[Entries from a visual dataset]
----------

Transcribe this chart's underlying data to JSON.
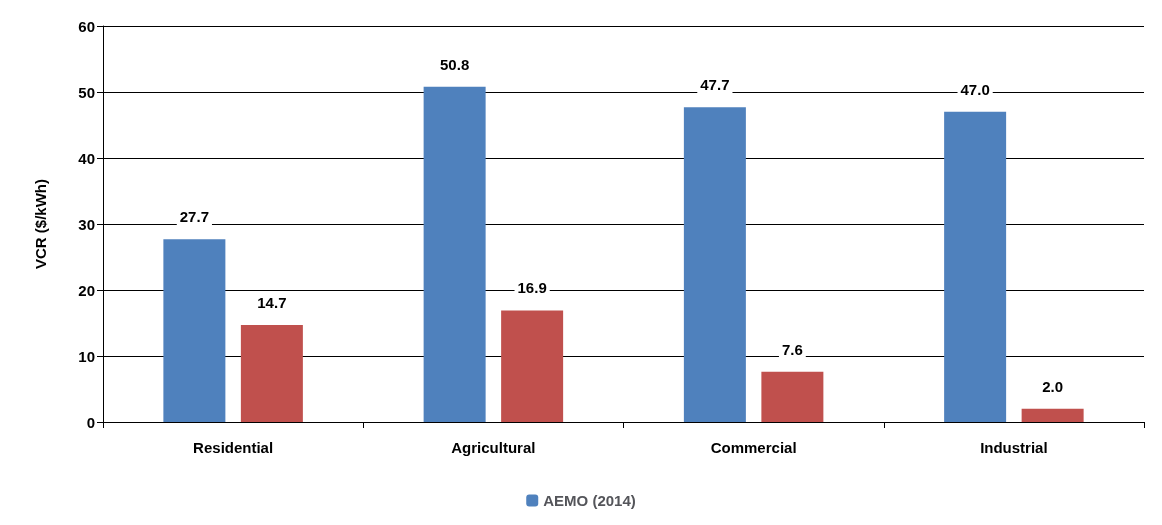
{
  "chart_data": {
    "type": "bar",
    "ylabel": "VCR ($/kWh)",
    "categories": [
      "Residential",
      "Agricultural",
      "Commercial",
      "Industrial"
    ],
    "series": [
      {
        "name": "AEMO (2014)",
        "color": "#4f81bd",
        "values": [
          27.7,
          50.8,
          47.7,
          47.0
        ],
        "value_labels": [
          "27.7",
          "50.8",
          "47.7",
          "47.0"
        ]
      },
      {
        "color": "#c0504d",
        "values": [
          14.7,
          16.9,
          7.6,
          2.0
        ],
        "value_labels": [
          "14.7",
          "16.9",
          "7.6",
          "2.0"
        ]
      }
    ],
    "ylim": [
      0,
      60
    ],
    "yticks": [
      0,
      10,
      20,
      30,
      40,
      50,
      60
    ],
    "grid": "y",
    "legend": "bottom"
  }
}
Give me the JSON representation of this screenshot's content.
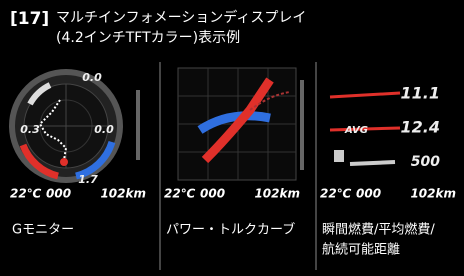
{
  "header": {
    "number": "[17]",
    "title_line1": "マルチインフォメーションディスプレイ",
    "title_line2": "(4.2インチTFTカラー)表示例"
  },
  "panels": [
    {
      "labels": [
        "0.0",
        "0.3",
        "0.0",
        "1.7"
      ],
      "status": [
        "22℃",
        "000",
        "102km"
      ],
      "caption": [
        "Gモニター"
      ]
    },
    {
      "labels": [],
      "status": [
        "22℃",
        "000",
        "102km"
      ],
      "caption": [
        "パワー・トルクカーブ"
      ]
    },
    {
      "labels": [
        "11.1",
        "AVG",
        "12.4",
        "500"
      ],
      "status": [
        "22℃",
        "000",
        "102km"
      ],
      "caption": [
        "瞬間燃費/平均燃費/",
        "航続可能距離"
      ]
    }
  ]
}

----------

**PROBLEM TO SOLVE**: Pictures stay out of the copy; please restate every record above exactly.

**ANSWER TO THIS EXERCISE**:
Transcribe this chart's underlying data to JSON.
{
  "chart_data": {
    "type": "bar",
    "ylabel": "VCR ($/kWh)",
    "categories": [
      "Residential",
      "Agricultural",
      "Commercial",
      "Industrial"
    ],
    "series": [
      {
        "name": "AEMO (2014)",
        "color": "#4f81bd",
        "values": [
          27.7,
          50.8,
          47.7,
          47.0
        ],
        "value_labels": [
          "27.7",
          "50.8",
          "47.7",
          "47.0"
        ]
      },
      {
        "color": "#c0504d",
        "values": [
          14.7,
          16.9,
          7.6,
          2.0
        ],
        "value_labels": [
          "14.7",
          "16.9",
          "7.6",
          "2.0"
        ]
      }
    ],
    "ylim": [
      0,
      60
    ],
    "yticks": [
      0,
      10,
      20,
      30,
      40,
      50,
      60
    ],
    "grid": "y",
    "legend": "bottom"
  }
}
Give me the JSON representation of this screenshot's content.
{
  "header": {
    "number": "[17]",
    "title_line1": "マルチインフォメーションディスプレイ",
    "title_line2": "(4.2インチTFTカラー)表示例"
  },
  "panels": [
    {
      "labels": [
        "0.0",
        "0.3",
        "0.0",
        "1.7"
      ],
      "status": [
        "22℃",
        "000",
        "102km"
      ],
      "caption": [
        "Gモニター"
      ]
    },
    {
      "labels": [],
      "status": [
        "22℃",
        "000",
        "102km"
      ],
      "caption": [
        "パワー・トルクカーブ"
      ]
    },
    {
      "labels": [
        "11.1",
        "AVG",
        "12.4",
        "500"
      ],
      "status": [
        "22℃",
        "000",
        "102km"
      ],
      "caption": [
        "瞬間燃費/平均燃費/",
        "航続可能距離"
      ]
    }
  ]
}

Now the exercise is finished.